** Start Input for this task **
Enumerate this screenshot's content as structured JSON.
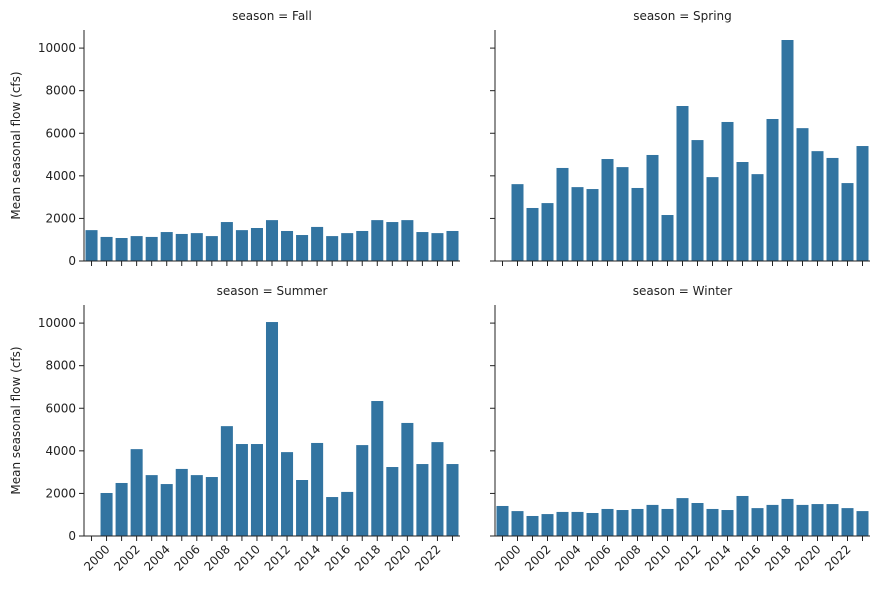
{
  "chart_data": [
    {
      "type": "bar",
      "title": "season = Fall",
      "ylabel": "Mean seasonal flow (cfs)",
      "color": "#3274a1",
      "values": [
        1450,
        1130,
        1080,
        1170,
        1130,
        1360,
        1270,
        1310,
        1170,
        1830,
        1450,
        1550,
        1920,
        1410,
        1220,
        1600,
        1170,
        1310,
        1410,
        1920,
        1830,
        1920,
        1360,
        1310,
        1410
      ],
      "ylim": [
        0,
        10850
      ],
      "yticks": [
        0,
        2000,
        4000,
        6000,
        8000,
        10000
      ]
    },
    {
      "type": "bar",
      "title": "season = Spring",
      "color": "#3274a1",
      "values": [
        null,
        3610,
        2490,
        2720,
        4370,
        3470,
        3380,
        4790,
        4410,
        3430,
        4980,
        2160,
        7280,
        5680,
        3940,
        6530,
        4650,
        4080,
        6670,
        10380,
        6240,
        5160,
        4840,
        3660,
        5400
      ],
      "ylim": [
        0,
        10850
      ]
    },
    {
      "type": "bar",
      "title": "season = Summer",
      "ylabel": "Mean seasonal flow (cfs)",
      "color": "#3274a1",
      "categories": [
        null,
        "2000",
        null,
        "2002",
        null,
        "2004",
        null,
        "2006",
        null,
        "2008",
        null,
        "2010",
        null,
        "2012",
        null,
        "2014",
        null,
        "2016",
        null,
        "2018",
        null,
        "2020",
        null,
        "2022",
        null
      ],
      "values": [
        null,
        2020,
        2490,
        4080,
        2860,
        2440,
        3150,
        2860,
        2770,
        5160,
        4320,
        4320,
        10050,
        3940,
        2630,
        4370,
        1830,
        2070,
        4270,
        6340,
        3240,
        5310,
        3380,
        4410,
        3380
      ],
      "ylim": [
        0,
        10850
      ],
      "yticks": [
        0,
        2000,
        4000,
        6000,
        8000,
        10000
      ]
    },
    {
      "type": "bar",
      "title": "season = Winter",
      "color": "#3274a1",
      "categories": [
        null,
        "2000",
        null,
        "2002",
        null,
        "2004",
        null,
        "2006",
        null,
        "2008",
        null,
        "2010",
        null,
        "2012",
        null,
        "2014",
        null,
        "2016",
        null,
        "2018",
        null,
        "2020",
        null,
        "2022",
        null
      ],
      "values": [
        1410,
        1170,
        940,
        1030,
        1130,
        1130,
        1080,
        1270,
        1220,
        1270,
        1460,
        1270,
        1780,
        1550,
        1270,
        1220,
        1880,
        1310,
        1460,
        1740,
        1460,
        1500,
        1500,
        1310,
        1170
      ],
      "ylim": [
        0,
        10850
      ]
    }
  ]
}
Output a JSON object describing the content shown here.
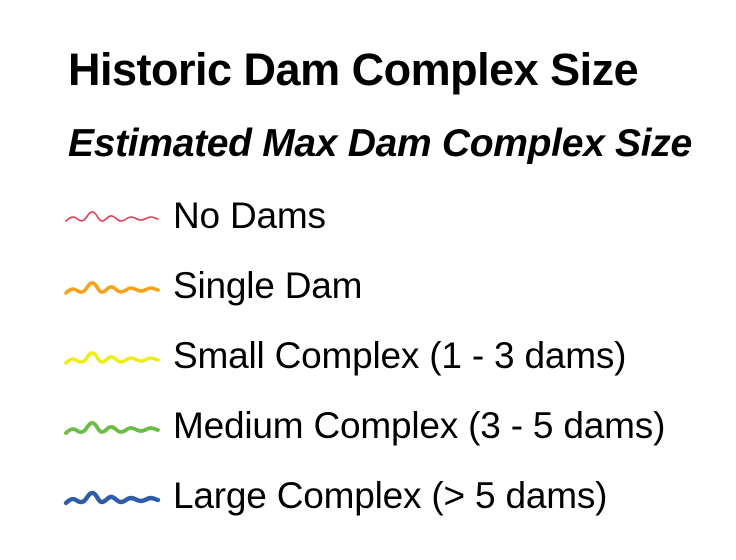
{
  "legend": {
    "title": "Historic Dam Complex Size",
    "subtitle": "Estimated Max Dam Complex Size",
    "items": [
      {
        "label": "No Dams",
        "color": "#e8384f",
        "symbol": "thin-wavy-line-icon"
      },
      {
        "label": "Single Dam",
        "color": "#f7a21b",
        "symbol": "wavy-line-icon"
      },
      {
        "label": "Small Complex (1 - 3 dams)",
        "color": "#eded1a",
        "symbol": "wavy-line-icon"
      },
      {
        "label": "Medium Complex (3 - 5 dams)",
        "color": "#6cbd45",
        "symbol": "wavy-line-icon"
      },
      {
        "label": "Large Complex (> 5 dams)",
        "color": "#2f5ca8",
        "symbol": "thick-wavy-line-icon"
      }
    ]
  }
}
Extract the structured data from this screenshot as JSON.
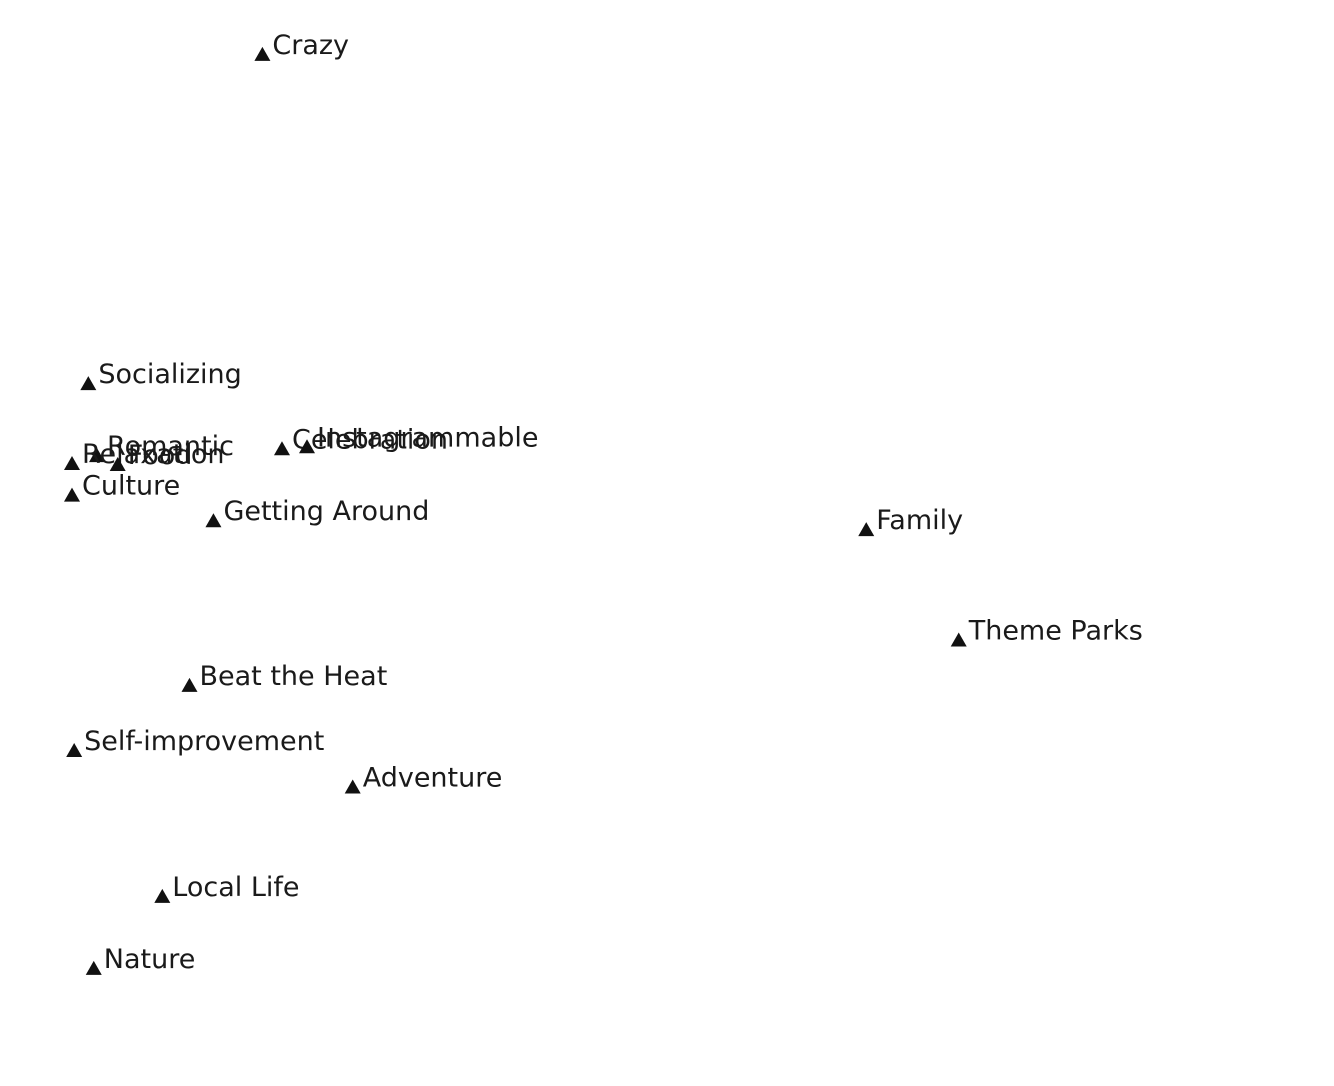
{
  "chart_data": {
    "type": "scatter",
    "title": "",
    "xlabel": "",
    "ylabel": "",
    "axes_visible": false,
    "grid": false,
    "marker": "triangle-up",
    "marker_color": "#111111",
    "text_color": "#1a1a1a",
    "xlim": [
      0,
      100
    ],
    "ylim": [
      0,
      100
    ],
    "points": [
      {
        "label": "Crazy",
        "x": 17.5,
        "y": 99.0
      },
      {
        "label": "Socializing",
        "x": 1.5,
        "y": 65.6
      },
      {
        "label": "Celebration",
        "x": 19.3,
        "y": 59.0
      },
      {
        "label": "Instagrammable",
        "x": 21.6,
        "y": 59.2
      },
      {
        "label": "Romantic",
        "x": 2.3,
        "y": 58.3
      },
      {
        "label": "Relaxation",
        "x": 0.0,
        "y": 57.5
      },
      {
        "label": "Food",
        "x": 4.2,
        "y": 57.4
      },
      {
        "label": "Culture",
        "x": 0.0,
        "y": 54.3
      },
      {
        "label": "Getting Around",
        "x": 13.0,
        "y": 51.7
      },
      {
        "label": "Family",
        "x": 73.0,
        "y": 50.8
      },
      {
        "label": "Theme Parks",
        "x": 81.5,
        "y": 39.6
      },
      {
        "label": "Beat the Heat",
        "x": 10.8,
        "y": 35.0
      },
      {
        "label": "Self-improvement",
        "x": 0.2,
        "y": 28.4
      },
      {
        "label": "Adventure",
        "x": 25.8,
        "y": 24.7
      },
      {
        "label": "Local Life",
        "x": 8.3,
        "y": 13.6
      },
      {
        "label": "Nature",
        "x": 2.0,
        "y": 6.3
      }
    ]
  }
}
** End Input for this task **
Exercise goal: Repeat the material verbatim. Do not carry over any picture.

Reply to the exercise:
Enumerate this screenshot's content as structured JSON.
{
  "chart_data": [
    {
      "type": "bar",
      "title": "season = Fall",
      "ylabel": "Mean seasonal flow (cfs)",
      "color": "#3274a1",
      "values": [
        1450,
        1130,
        1080,
        1170,
        1130,
        1360,
        1270,
        1310,
        1170,
        1830,
        1450,
        1550,
        1920,
        1410,
        1220,
        1600,
        1170,
        1310,
        1410,
        1920,
        1830,
        1920,
        1360,
        1310,
        1410
      ],
      "ylim": [
        0,
        10850
      ],
      "yticks": [
        0,
        2000,
        4000,
        6000,
        8000,
        10000
      ]
    },
    {
      "type": "bar",
      "title": "season = Spring",
      "color": "#3274a1",
      "values": [
        null,
        3610,
        2490,
        2720,
        4370,
        3470,
        3380,
        4790,
        4410,
        3430,
        4980,
        2160,
        7280,
        5680,
        3940,
        6530,
        4650,
        4080,
        6670,
        10380,
        6240,
        5160,
        4840,
        3660,
        5400
      ],
      "ylim": [
        0,
        10850
      ]
    },
    {
      "type": "bar",
      "title": "season = Summer",
      "ylabel": "Mean seasonal flow (cfs)",
      "color": "#3274a1",
      "categories": [
        null,
        "2000",
        null,
        "2002",
        null,
        "2004",
        null,
        "2006",
        null,
        "2008",
        null,
        "2010",
        null,
        "2012",
        null,
        "2014",
        null,
        "2016",
        null,
        "2018",
        null,
        "2020",
        null,
        "2022",
        null
      ],
      "values": [
        null,
        2020,
        2490,
        4080,
        2860,
        2440,
        3150,
        2860,
        2770,
        5160,
        4320,
        4320,
        10050,
        3940,
        2630,
        4370,
        1830,
        2070,
        4270,
        6340,
        3240,
        5310,
        3380,
        4410,
        3380
      ],
      "ylim": [
        0,
        10850
      ],
      "yticks": [
        0,
        2000,
        4000,
        6000,
        8000,
        10000
      ]
    },
    {
      "type": "bar",
      "title": "season = Winter",
      "color": "#3274a1",
      "categories": [
        null,
        "2000",
        null,
        "2002",
        null,
        "2004",
        null,
        "2006",
        null,
        "2008",
        null,
        "2010",
        null,
        "2012",
        null,
        "2014",
        null,
        "2016",
        null,
        "2018",
        null,
        "2020",
        null,
        "2022",
        null
      ],
      "values": [
        1410,
        1170,
        940,
        1030,
        1130,
        1130,
        1080,
        1270,
        1220,
        1270,
        1460,
        1270,
        1780,
        1550,
        1270,
        1220,
        1880,
        1310,
        1460,
        1740,
        1460,
        1500,
        1500,
        1310,
        1170
      ],
      "ylim": [
        0,
        10850
      ]
    }
  ]
}
Output a JSON object describing the content shown here.
{
  "legend": {
    "title": "Historic Dam Complex Size",
    "subtitle": "Estimated Max Dam Complex Size",
    "items": [
      {
        "label": "No Dams",
        "color": "#e8384f",
        "symbol": "thin-wavy-line-icon"
      },
      {
        "label": "Single Dam",
        "color": "#f7a21b",
        "symbol": "wavy-line-icon"
      },
      {
        "label": "Small Complex (1 - 3 dams)",
        "color": "#eded1a",
        "symbol": "wavy-line-icon"
      },
      {
        "label": "Medium Complex (3 - 5 dams)",
        "color": "#6cbd45",
        "symbol": "wavy-line-icon"
      },
      {
        "label": "Large Complex (> 5 dams)",
        "color": "#2f5ca8",
        "symbol": "thick-wavy-line-icon"
      }
    ]
  }
}
Extract the structured data from this screenshot as JSON.
{
  "chart_data": {
    "type": "scatter",
    "title": "",
    "xlabel": "",
    "ylabel": "",
    "axes_visible": false,
    "grid": false,
    "marker": "triangle-up",
    "marker_color": "#111111",
    "text_color": "#1a1a1a",
    "xlim": [
      0,
      100
    ],
    "ylim": [
      0,
      100
    ],
    "points": [
      {
        "label": "Crazy",
        "x": 17.5,
        "y": 99.0
      },
      {
        "label": "Socializing",
        "x": 1.5,
        "y": 65.6
      },
      {
        "label": "Celebration",
        "x": 19.3,
        "y": 59.0
      },
      {
        "label": "Instagrammable",
        "x": 21.6,
        "y": 59.2
      },
      {
        "label": "Romantic",
        "x": 2.3,
        "y": 58.3
      },
      {
        "label": "Relaxation",
        "x": 0.0,
        "y": 57.5
      },
      {
        "label": "Food",
        "x": 4.2,
        "y": 57.4
      },
      {
        "label": "Culture",
        "x": 0.0,
        "y": 54.3
      },
      {
        "label": "Getting Around",
        "x": 13.0,
        "y": 51.7
      },
      {
        "label": "Family",
        "x": 73.0,
        "y": 50.8
      },
      {
        "label": "Theme Parks",
        "x": 81.5,
        "y": 39.6
      },
      {
        "label": "Beat the Heat",
        "x": 10.8,
        "y": 35.0
      },
      {
        "label": "Self-improvement",
        "x": 0.2,
        "y": 28.4
      },
      {
        "label": "Adventure",
        "x": 25.8,
        "y": 24.7
      },
      {
        "label": "Local Life",
        "x": 8.3,
        "y": 13.6
      },
      {
        "label": "Nature",
        "x": 2.0,
        "y": 6.3
      }
    ]
  }
}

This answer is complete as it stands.